→ Task requirements
Repeat every line of the data exactly, but not the pictures.

→ Material for this task
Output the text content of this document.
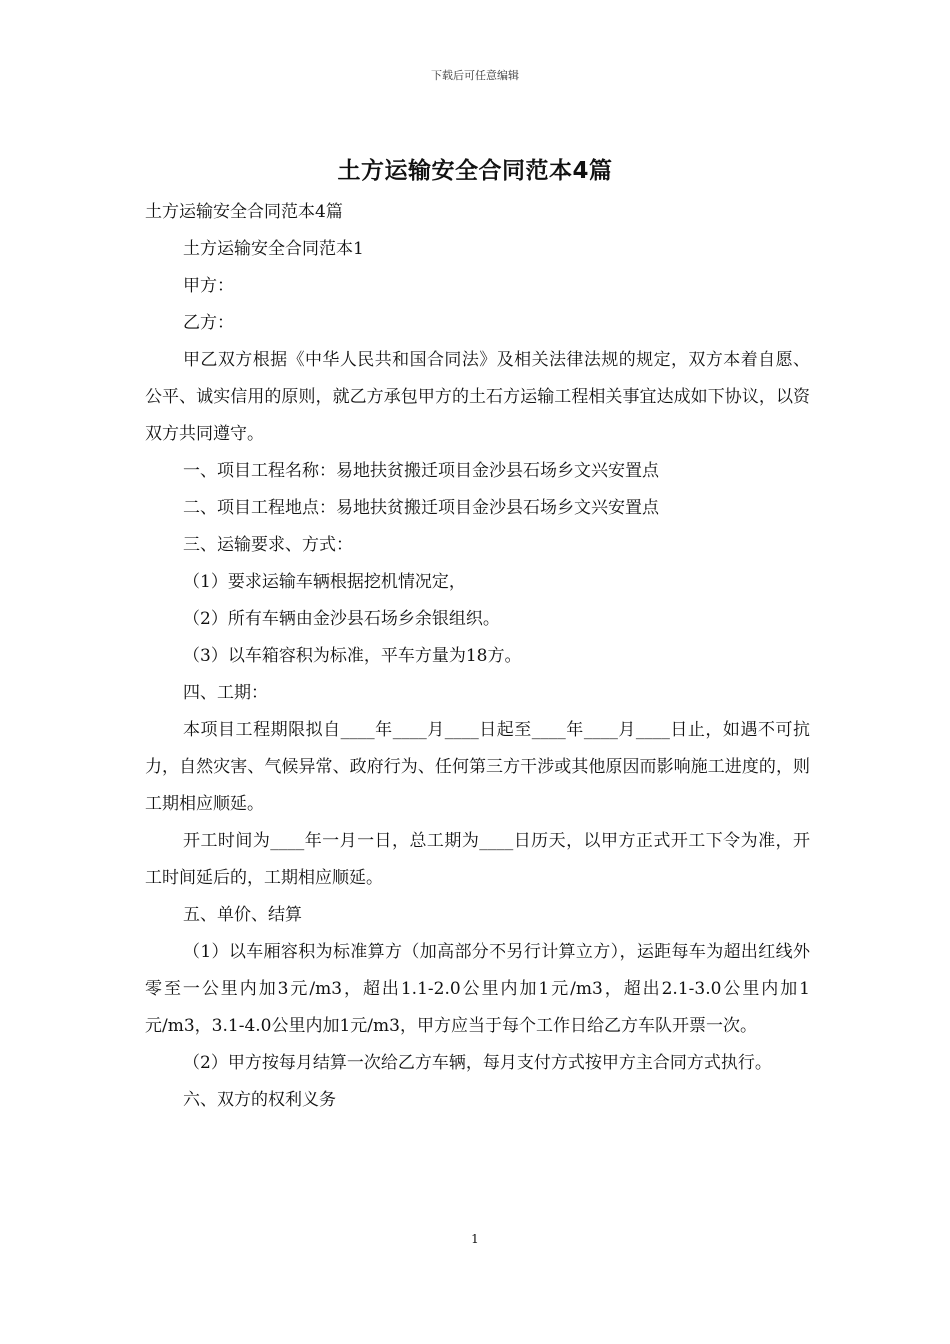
下载后可任意编辑
土方运输安全合同范本4篇

土方运输安全合同范本4篇

土方运输安全合同范本1

甲方：

乙方：

甲乙双方根据《中华人民共和国合同法》及相关法律法规的规定，双方本着自愿、公平、诚实信用的原则，就乙方承包甲方的土石方运输工程相关事宜达成如下协议，以资双方共同遵守。

一、项目工程名称：易地扶贫搬迁项目金沙县石场乡文兴安置点

二、项目工程地点：易地扶贫搬迁项目金沙县石场乡文兴安置点

三、运输要求、方式：

（1）要求运输车辆根据挖机情况定，

（2）所有车辆由金沙县石场乡余银组织。

（3）以车箱容积为标准，平车方量为18方。

四、工期：

本项目工程期限拟自____年____月____日起至____年____月____日止，如遇不可抗力，自然灾害、气候异常、政府行为、任何第三方干涉或其他原因而影响施工进度的，则工期相应顺延。

开工时间为____年一月一日，总工期为____日历天，以甲方正式开工下令为准，开工时间延后的，工期相应顺延。

五、单价、结算

（1）以车厢容积为标准算方（加高部分不另行计算立方），运距每车为超出红线外零至一公里内加3元/m3，超出1.1-2.0公里内加1元/m3，超出2.1-3.0公里内加1元/m3，3.1-4.0公里内加1元/m3，甲方应当于每个工作日给乙方车队开票一次。

（2）甲方按每月结算一次给乙方车辆，每月支付方式按甲方主合同方式执行。

六、双方的权利义务

1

→ Solved exercise
Output the text content of this document.
下载后可任意编辑
土方运输安全合同范本4篇

土方运输安全合同范本4篇

土方运输安全合同范本1

甲方：

乙方：

甲乙双方根据《中华人民共和国合同法》及相关法律法规的规定，双方本着自愿、公平、诚实信用的原则，就乙方承包甲方的土石方运输工程相关事宜达成如下协议，以资双方共同遵守。

一、项目工程名称：易地扶贫搬迁项目金沙县石场乡文兴安置点

二、项目工程地点：易地扶贫搬迁项目金沙县石场乡文兴安置点

三、运输要求、方式：

（1）要求运输车辆根据挖机情况定，

（2）所有车辆由金沙县石场乡余银组织。

（3）以车箱容积为标准，平车方量为18方。

四、工期：

本项目工程期限拟自____年____月____日起至____年____月____日止，如遇不可抗力，自然灾害、气候异常、政府行为、任何第三方干涉或其他原因而影响施工进度的，则工期相应顺延。

开工时间为____年一月一日，总工期为____日历天，以甲方正式开工下令为准，开工时间延后的，工期相应顺延。

五、单价、结算

（1）以车厢容积为标准算方（加高部分不另行计算立方），运距每车为超出红线外零至一公里内加3元/m3，超出1.1-2.0公里内加1元/m3，超出2.1-3.0公里内加1元/m3，3.1-4.0公里内加1元/m3，甲方应当于每个工作日给乙方车队开票一次。

（2）甲方按每月结算一次给乙方车辆，每月支付方式按甲方主合同方式执行。

六、双方的权利义务

1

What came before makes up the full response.